# Problem requirements:
Nothing but an exact reprint of the records is to be returned.

# Dataset excerpts:
################

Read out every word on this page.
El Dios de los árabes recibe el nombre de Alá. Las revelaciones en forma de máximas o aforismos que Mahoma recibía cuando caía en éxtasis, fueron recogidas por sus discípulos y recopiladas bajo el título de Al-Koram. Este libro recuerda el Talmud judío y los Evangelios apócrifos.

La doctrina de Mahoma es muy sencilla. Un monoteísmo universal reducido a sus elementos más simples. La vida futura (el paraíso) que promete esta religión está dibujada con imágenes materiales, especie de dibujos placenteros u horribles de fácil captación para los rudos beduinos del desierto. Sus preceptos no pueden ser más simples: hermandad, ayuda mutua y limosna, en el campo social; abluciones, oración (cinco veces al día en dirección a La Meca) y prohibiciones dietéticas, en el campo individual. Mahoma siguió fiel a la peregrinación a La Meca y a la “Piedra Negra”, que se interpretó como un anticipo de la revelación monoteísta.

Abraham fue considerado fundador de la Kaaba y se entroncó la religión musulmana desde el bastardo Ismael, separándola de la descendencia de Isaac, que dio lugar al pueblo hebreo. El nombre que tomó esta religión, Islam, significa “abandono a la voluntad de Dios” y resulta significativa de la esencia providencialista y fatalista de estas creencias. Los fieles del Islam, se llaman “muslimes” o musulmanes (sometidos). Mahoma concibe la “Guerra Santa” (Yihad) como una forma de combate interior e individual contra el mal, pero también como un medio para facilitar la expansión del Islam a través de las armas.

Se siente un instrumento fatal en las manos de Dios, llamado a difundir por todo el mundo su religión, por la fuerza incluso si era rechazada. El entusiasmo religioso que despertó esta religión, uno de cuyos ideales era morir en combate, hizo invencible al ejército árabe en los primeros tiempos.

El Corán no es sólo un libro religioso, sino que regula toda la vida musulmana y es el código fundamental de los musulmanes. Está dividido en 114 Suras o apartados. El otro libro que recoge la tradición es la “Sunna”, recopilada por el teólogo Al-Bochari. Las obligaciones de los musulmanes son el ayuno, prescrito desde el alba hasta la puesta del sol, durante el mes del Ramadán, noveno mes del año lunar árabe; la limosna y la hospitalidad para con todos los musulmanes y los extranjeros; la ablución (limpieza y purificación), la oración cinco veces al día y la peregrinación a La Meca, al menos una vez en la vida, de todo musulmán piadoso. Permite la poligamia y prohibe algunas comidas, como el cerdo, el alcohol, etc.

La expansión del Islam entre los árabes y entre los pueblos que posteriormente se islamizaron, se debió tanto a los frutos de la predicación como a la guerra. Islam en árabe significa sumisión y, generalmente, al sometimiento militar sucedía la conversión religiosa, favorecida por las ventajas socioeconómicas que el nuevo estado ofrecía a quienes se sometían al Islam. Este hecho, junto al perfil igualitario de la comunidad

################

# Answer space:
Read out every word on this page.
El Dios de los árabes recibe el nombre de Alá. Las revelaciones en forma de máximas o aforismos que Mahoma recibía cuando caía en éxtasis, fueron recogidas por sus discípulos y recopiladas bajo el título de Al-Koram. Este libro recuerda el Talmud judío y los Evangelios apócrifos.

La doctrina de Mahoma es muy sencilla. Un monoteísmo universal reducido a sus elementos más simples. La vida futura (el paraíso) que promete esta religión está dibujada con imágenes materiales, especie de dibujos placenteros u horribles de fácil captación para los rudos beduinos del desierto. Sus preceptos no pueden ser más simples: hermandad, ayuda mutua y limosna, en el campo social; abluciones, oración (cinco veces al día en dirección a La Meca) y prohibiciones dietéticas, en el campo individual. Mahoma siguió fiel a la peregrinación a La Meca y a la “Piedra Negra”, que se interpretó como un anticipo de la revelación monoteísta.

Abraham fue considerado fundador de la Kaaba y se entroncó la religión musulmana desde el bastardo Ismael, separándola de la descendencia de Isaac, que dio lugar al pueblo hebreo. El nombre que tomó esta religión, Islam, significa “abandono a la voluntad de Dios” y resulta significativa de la esencia providencialista y fatalista de estas creencias. Los fieles del Islam, se llaman “muslimes” o musulmanes (sometidos). Mahoma concibe la “Guerra Santa” (Yihad) como una forma de combate interior e individual contra el mal, pero también como un medio para facilitar la expansión del Islam a través de las armas.

Se siente un instrumento fatal en las manos de Dios, llamado a difundir por todo el mundo su religión, por la fuerza incluso si era rechazada. El entusiasmo religioso que despertó esta religión, uno de cuyos ideales era morir en combate, hizo invencible al ejército árabe en los primeros tiempos.

El Corán no es sólo un libro religioso, sino que regula toda la vida musulmana y es el código fundamental de los musulmanes. Está dividido en 114 Suras o apartados. El otro libro que recoge la tradición es la “Sunna”, recopilada por el teólogo Al-Bochari. Las obligaciones de los musulmanes son el ayuno, prescrito desde el alba hasta la puesta del sol, durante el mes del Ramadán, noveno mes del año lunar árabe; la limosna y la hospitalidad para con todos los musulmanes y los extranjeros; la ablución (limpieza y purificación), la oración cinco veces al día y la peregrinación a La Meca, al menos una vez en la vida, de todo musulmán piadoso. Permite la poligamia y prohibe algunas comidas, como el cerdo, el alcohol, etc.

La expansión del Islam entre los árabes y entre los pueblos que posteriormente se islamizaron, se debió tanto a los frutos de la predicación como a la guerra. Islam en árabe significa sumisión y, generalmente, al sometimiento militar sucedía la conversión religiosa, favorecida por las ventajas socioeconómicas que el nuevo estado ofrecía a quienes se sometían al Islam. Este hecho, junto al perfil igualitario de la comunidad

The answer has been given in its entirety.